** Task details **
Each entry must appear again exactly as it does in the source.

....

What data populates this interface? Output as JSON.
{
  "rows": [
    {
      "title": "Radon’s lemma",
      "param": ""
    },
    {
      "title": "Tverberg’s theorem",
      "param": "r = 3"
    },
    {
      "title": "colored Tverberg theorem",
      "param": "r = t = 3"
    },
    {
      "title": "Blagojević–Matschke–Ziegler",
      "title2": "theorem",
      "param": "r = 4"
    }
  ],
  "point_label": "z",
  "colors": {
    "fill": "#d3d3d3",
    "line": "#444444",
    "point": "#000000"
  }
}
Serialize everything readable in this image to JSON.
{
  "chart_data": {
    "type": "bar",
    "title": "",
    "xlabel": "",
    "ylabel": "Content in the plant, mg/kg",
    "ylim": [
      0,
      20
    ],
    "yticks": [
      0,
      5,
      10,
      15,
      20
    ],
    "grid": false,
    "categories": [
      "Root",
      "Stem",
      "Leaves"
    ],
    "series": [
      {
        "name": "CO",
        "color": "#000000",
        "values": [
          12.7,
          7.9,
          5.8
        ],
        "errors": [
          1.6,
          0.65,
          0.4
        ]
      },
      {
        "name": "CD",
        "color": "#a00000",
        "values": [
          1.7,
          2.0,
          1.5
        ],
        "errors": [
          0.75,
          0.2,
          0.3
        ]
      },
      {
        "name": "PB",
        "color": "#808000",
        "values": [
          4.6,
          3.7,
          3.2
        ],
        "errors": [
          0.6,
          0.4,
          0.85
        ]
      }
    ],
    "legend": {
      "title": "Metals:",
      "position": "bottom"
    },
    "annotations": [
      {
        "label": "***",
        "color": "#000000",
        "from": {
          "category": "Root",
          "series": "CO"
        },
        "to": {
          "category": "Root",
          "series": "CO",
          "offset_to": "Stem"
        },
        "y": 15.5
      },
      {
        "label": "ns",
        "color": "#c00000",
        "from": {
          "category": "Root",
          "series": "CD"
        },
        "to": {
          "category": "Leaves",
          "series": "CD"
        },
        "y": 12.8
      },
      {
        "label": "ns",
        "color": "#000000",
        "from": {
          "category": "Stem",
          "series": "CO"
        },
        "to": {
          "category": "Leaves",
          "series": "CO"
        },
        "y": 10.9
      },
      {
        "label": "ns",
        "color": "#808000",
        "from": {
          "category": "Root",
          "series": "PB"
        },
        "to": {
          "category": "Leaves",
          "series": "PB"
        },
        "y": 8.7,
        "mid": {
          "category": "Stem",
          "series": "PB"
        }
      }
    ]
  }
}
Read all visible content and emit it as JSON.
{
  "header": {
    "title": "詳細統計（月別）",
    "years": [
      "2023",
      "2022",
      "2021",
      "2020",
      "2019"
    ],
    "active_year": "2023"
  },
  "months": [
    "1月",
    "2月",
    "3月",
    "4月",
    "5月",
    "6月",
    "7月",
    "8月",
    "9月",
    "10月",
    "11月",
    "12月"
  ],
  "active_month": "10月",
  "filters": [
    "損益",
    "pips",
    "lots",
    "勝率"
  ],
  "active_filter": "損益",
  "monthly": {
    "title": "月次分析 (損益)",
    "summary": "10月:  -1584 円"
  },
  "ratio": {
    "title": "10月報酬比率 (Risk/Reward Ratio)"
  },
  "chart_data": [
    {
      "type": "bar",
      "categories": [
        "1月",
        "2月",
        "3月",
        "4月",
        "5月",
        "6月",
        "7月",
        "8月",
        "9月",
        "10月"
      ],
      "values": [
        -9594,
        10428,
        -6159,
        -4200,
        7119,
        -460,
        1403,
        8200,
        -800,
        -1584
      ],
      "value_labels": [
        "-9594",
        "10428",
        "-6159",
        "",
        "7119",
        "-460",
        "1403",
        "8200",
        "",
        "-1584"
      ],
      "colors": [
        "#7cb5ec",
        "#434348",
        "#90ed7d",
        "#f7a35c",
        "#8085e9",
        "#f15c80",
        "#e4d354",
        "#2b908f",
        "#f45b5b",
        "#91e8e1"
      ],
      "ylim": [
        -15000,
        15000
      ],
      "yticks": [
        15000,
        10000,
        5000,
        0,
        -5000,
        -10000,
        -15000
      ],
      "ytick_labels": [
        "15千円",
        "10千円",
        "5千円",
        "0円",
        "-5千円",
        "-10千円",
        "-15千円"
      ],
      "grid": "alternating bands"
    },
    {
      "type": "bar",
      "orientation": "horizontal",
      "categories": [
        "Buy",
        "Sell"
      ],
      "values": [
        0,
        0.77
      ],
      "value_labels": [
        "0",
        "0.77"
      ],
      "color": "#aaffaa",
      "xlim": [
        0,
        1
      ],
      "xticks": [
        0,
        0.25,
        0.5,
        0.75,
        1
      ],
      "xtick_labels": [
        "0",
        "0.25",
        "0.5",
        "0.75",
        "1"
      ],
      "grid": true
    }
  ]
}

....

** Solution below **
What data populates this interface? Output as JSON.
{
  "rows": [
    {
      "title": "Radon’s lemma",
      "param": ""
    },
    {
      "title": "Tverberg’s theorem",
      "param": "r = 3"
    },
    {
      "title": "colored Tverberg theorem",
      "param": "r = t = 3"
    },
    {
      "title": "Blagojević–Matschke–Ziegler",
      "title2": "theorem",
      "param": "r = 4"
    }
  ],
  "point_label": "z",
  "colors": {
    "fill": "#d3d3d3",
    "line": "#444444",
    "point": "#000000"
  }
}
Serialize everything readable in this image to JSON.
{
  "chart_data": {
    "type": "bar",
    "title": "",
    "xlabel": "",
    "ylabel": "Content in the plant, mg/kg",
    "ylim": [
      0,
      20
    ],
    "yticks": [
      0,
      5,
      10,
      15,
      20
    ],
    "grid": false,
    "categories": [
      "Root",
      "Stem",
      "Leaves"
    ],
    "series": [
      {
        "name": "CO",
        "color": "#000000",
        "values": [
          12.7,
          7.9,
          5.8
        ],
        "errors": [
          1.6,
          0.65,
          0.4
        ]
      },
      {
        "name": "CD",
        "color": "#a00000",
        "values": [
          1.7,
          2.0,
          1.5
        ],
        "errors": [
          0.75,
          0.2,
          0.3
        ]
      },
      {
        "name": "PB",
        "color": "#808000",
        "values": [
          4.6,
          3.7,
          3.2
        ],
        "errors": [
          0.6,
          0.4,
          0.85
        ]
      }
    ],
    "legend": {
      "title": "Metals:",
      "position": "bottom"
    },
    "annotations": [
      {
        "label": "***",
        "color": "#000000",
        "from": {
          "category": "Root",
          "series": "CO"
        },
        "to": {
          "category": "Root",
          "series": "CO",
          "offset_to": "Stem"
        },
        "y": 15.5
      },
      {
        "label": "ns",
        "color": "#c00000",
        "from": {
          "category": "Root",
          "series": "CD"
        },
        "to": {
          "category": "Leaves",
          "series": "CD"
        },
        "y": 12.8
      },
      {
        "label": "ns",
        "color": "#000000",
        "from": {
          "category": "Stem",
          "series": "CO"
        },
        "to": {
          "category": "Leaves",
          "series": "CO"
        },
        "y": 10.9
      },
      {
        "label": "ns",
        "color": "#808000",
        "from": {
          "category": "Root",
          "series": "PB"
        },
        "to": {
          "category": "Leaves",
          "series": "PB"
        },
        "y": 8.7,
        "mid": {
          "category": "Stem",
          "series": "PB"
        }
      }
    ]
  }
}
Read all visible content and emit it as JSON.
{
  "header": {
    "title": "詳細統計（月別）",
    "years": [
      "2023",
      "2022",
      "2021",
      "2020",
      "2019"
    ],
    "active_year": "2023"
  },
  "months": [
    "1月",
    "2月",
    "3月",
    "4月",
    "5月",
    "6月",
    "7月",
    "8月",
    "9月",
    "10月",
    "11月",
    "12月"
  ],
  "active_month": "10月",
  "filters": [
    "損益",
    "pips",
    "lots",
    "勝率"
  ],
  "active_filter": "損益",
  "monthly": {
    "title": "月次分析 (損益)",
    "summary": "10月:  -1584 円"
  },
  "ratio": {
    "title": "10月報酬比率 (Risk/Reward Ratio)"
  },
  "chart_data": [
    {
      "type": "bar",
      "categories": [
        "1月",
        "2月",
        "3月",
        "4月",
        "5月",
        "6月",
        "7月",
        "8月",
        "9月",
        "10月"
      ],
      "values": [
        -9594,
        10428,
        -6159,
        -4200,
        7119,
        -460,
        1403,
        8200,
        -800,
        -1584
      ],
      "value_labels": [
        "-9594",
        "10428",
        "-6159",
        "",
        "7119",
        "-460",
        "1403",
        "8200",
        "",
        "-1584"
      ],
      "colors": [
        "#7cb5ec",
        "#434348",
        "#90ed7d",
        "#f7a35c",
        "#8085e9",
        "#f15c80",
        "#e4d354",
        "#2b908f",
        "#f45b5b",
        "#91e8e1"
      ],
      "ylim": [
        -15000,
        15000
      ],
      "yticks": [
        15000,
        10000,
        5000,
        0,
        -5000,
        -10000,
        -15000
      ],
      "ytick_labels": [
        "15千円",
        "10千円",
        "5千円",
        "0円",
        "-5千円",
        "-10千円",
        "-15千円"
      ],
      "grid": "alternating bands"
    },
    {
      "type": "bar",
      "orientation": "horizontal",
      "categories": [
        "Buy",
        "Sell"
      ],
      "values": [
        0,
        0.77
      ],
      "value_labels": [
        "0",
        "0.77"
      ],
      "color": "#aaffaa",
      "xlim": [
        0,
        1
      ],
      "xticks": [
        0,
        0.25,
        0.5,
        0.75,
        1
      ],
      "xtick_labels": [
        "0",
        "0.25",
        "0.5",
        "0.75",
        "1"
      ],
      "grid": true
    }
  ]
}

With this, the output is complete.